** BEGIN **

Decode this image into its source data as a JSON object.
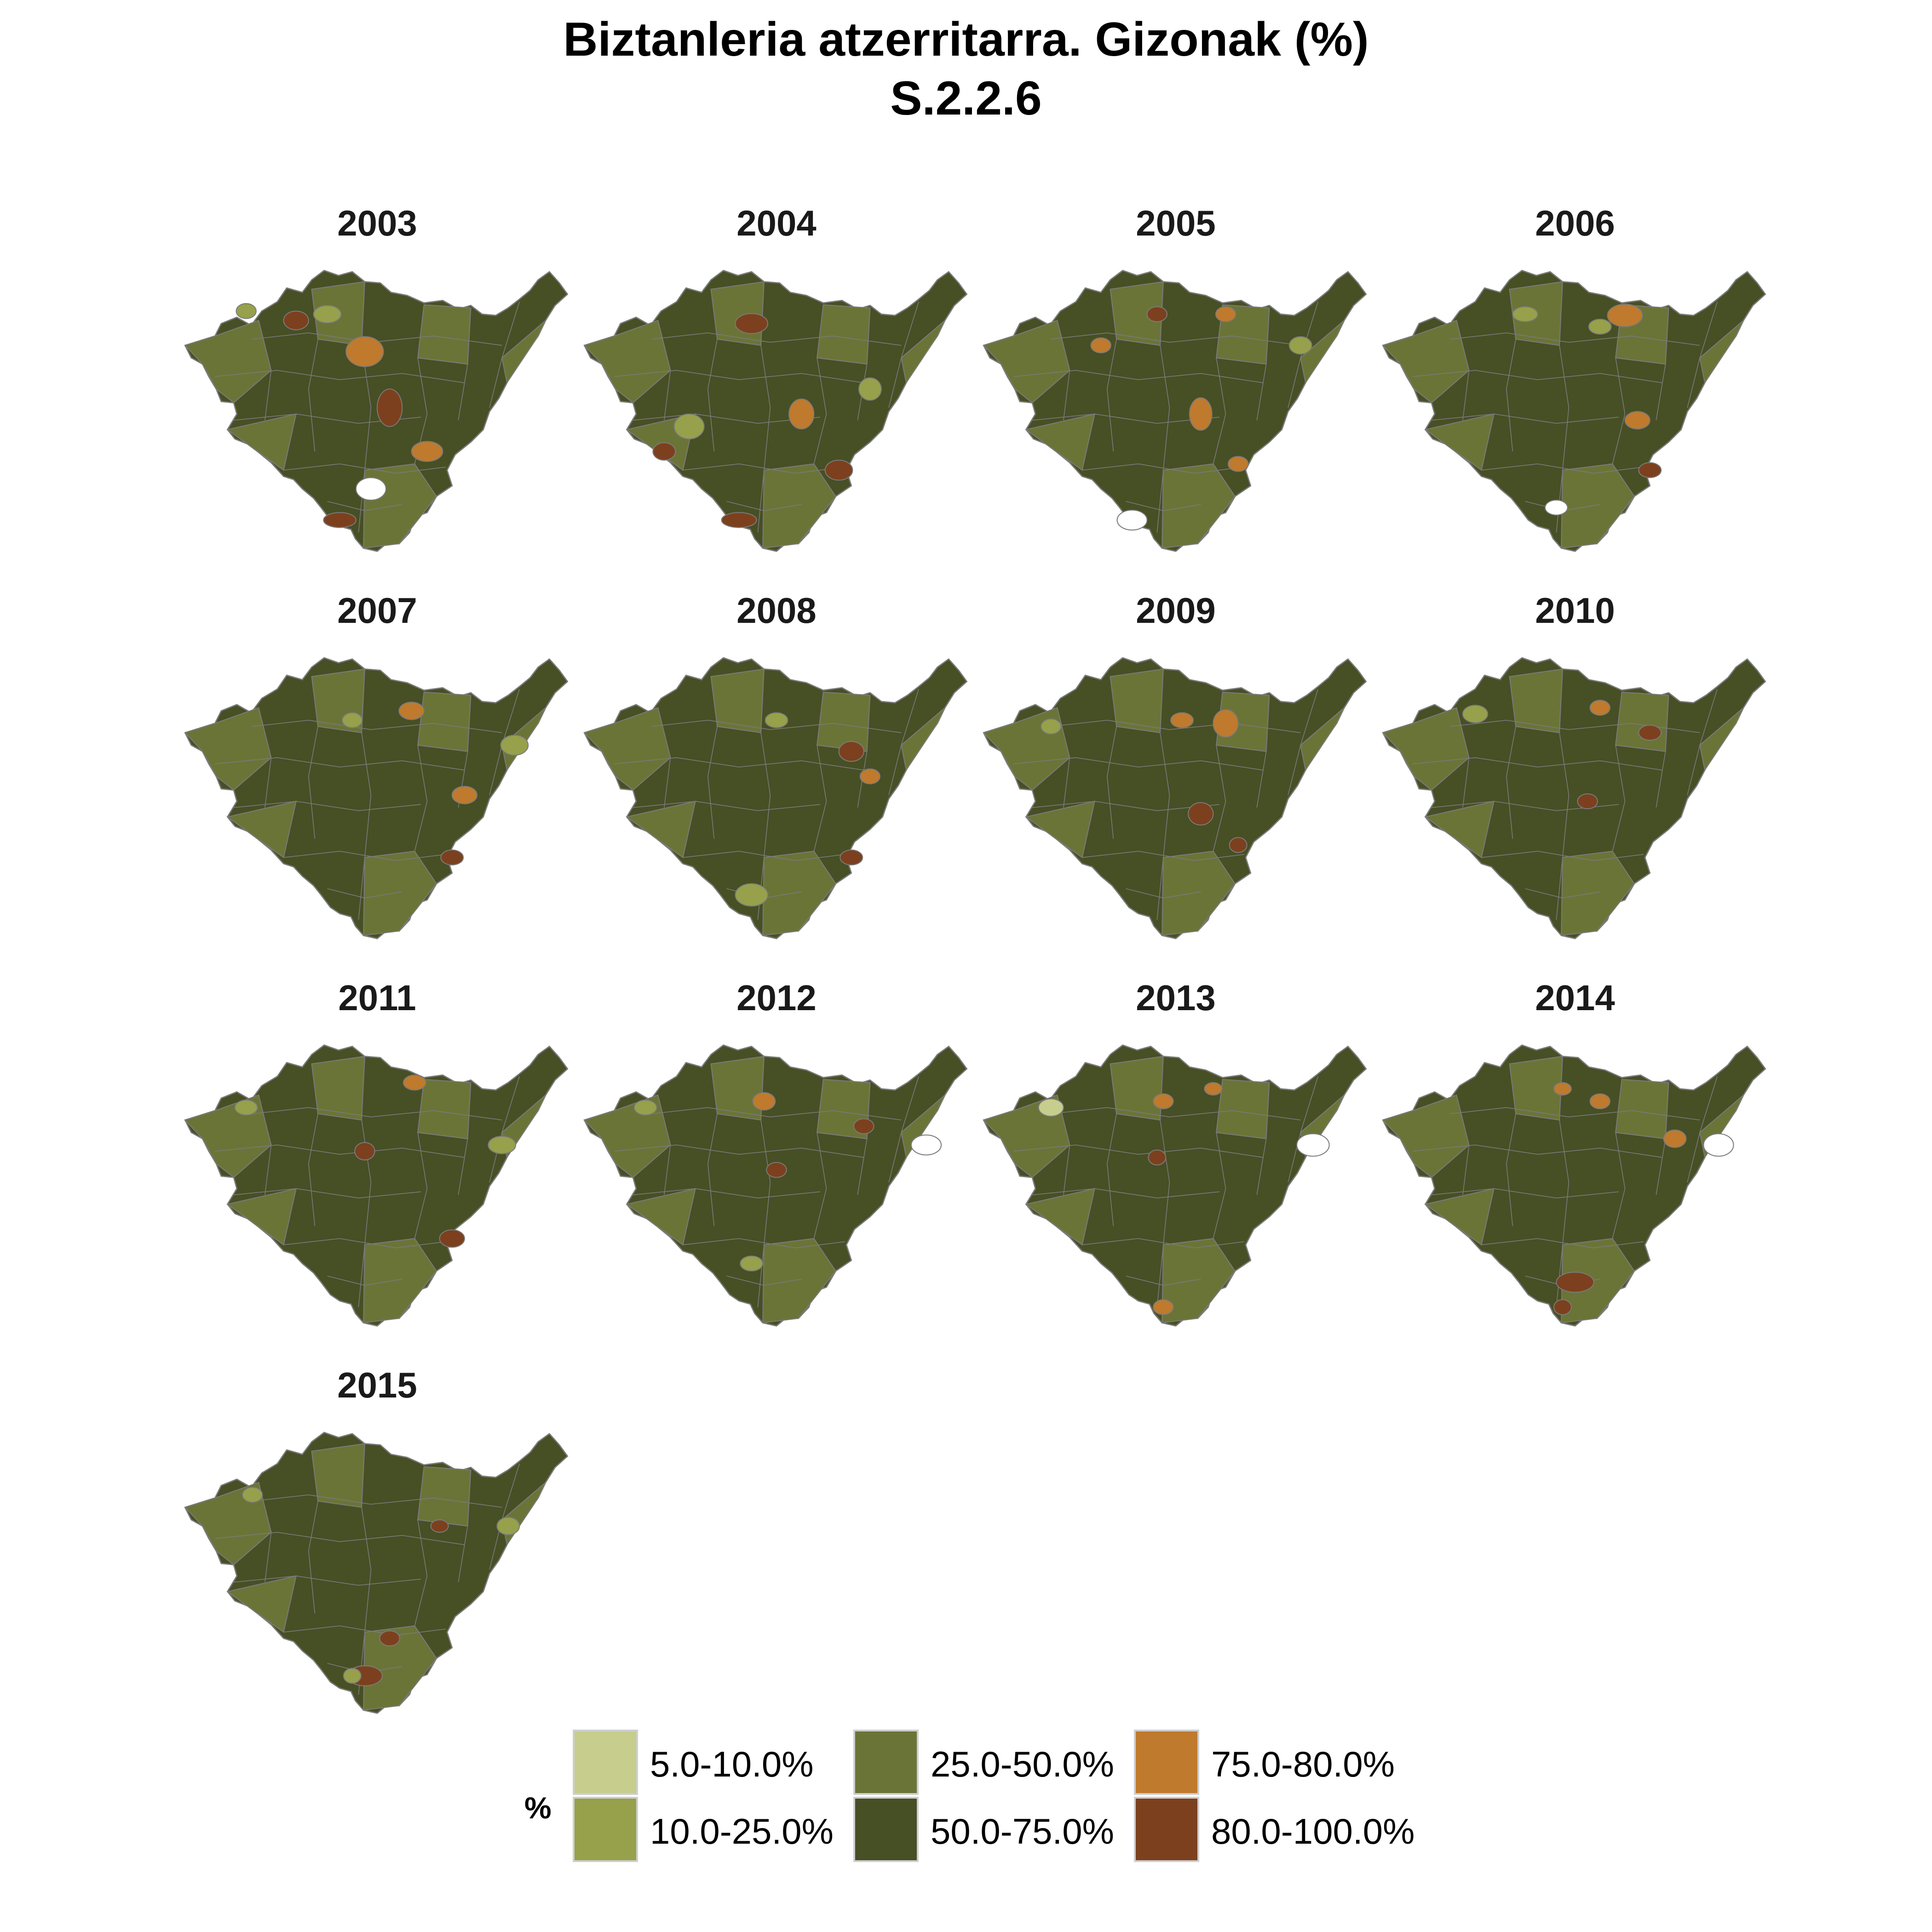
{
  "title": "Biztanleria atzerritarra. Gizonak (%)",
  "subtitle": "S.2.2.6",
  "colors": {
    "c1": "#c6cd8d",
    "c2": "#97a04b",
    "c3": "#6b7437",
    "c4": "#474f25",
    "c5": "#bf7a2d",
    "c6": "#7c401e",
    "border": "#7a7a7a",
    "missing": "#ffffff"
  },
  "panels": [
    {
      "year": "2003"
    },
    {
      "year": "2004"
    },
    {
      "year": "2005"
    },
    {
      "year": "2006"
    },
    {
      "year": "2007"
    },
    {
      "year": "2008"
    },
    {
      "year": "2009"
    },
    {
      "year": "2010"
    },
    {
      "year": "2011"
    },
    {
      "year": "2012"
    },
    {
      "year": "2013"
    },
    {
      "year": "2014"
    },
    {
      "year": "2015"
    }
  ],
  "legend": {
    "title": "%",
    "items": [
      {
        "label": "5.0-10.0%",
        "color": "#c6cd8d"
      },
      {
        "label": "10.0-25.0%",
        "color": "#97a04b"
      },
      {
        "label": "25.0-50.0%",
        "color": "#6b7437"
      },
      {
        "label": "50.0-75.0%",
        "color": "#474f25"
      },
      {
        "label": "75.0-80.0%",
        "color": "#bf7a2d"
      },
      {
        "label": "80.0-100.0%",
        "color": "#7c401e"
      }
    ]
  }
}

** END **

# Requirement
Locate all lines holding the word "label", then copy them out.

# Reply to the task
        "label": "5.0-10.0%",
        "label": "10.0-25.0%",
        "label": "25.0-50.0%",
        "label": "50.0-75.0%",
        "label": "75.0-80.0%",
        "label": "80.0-100.0%",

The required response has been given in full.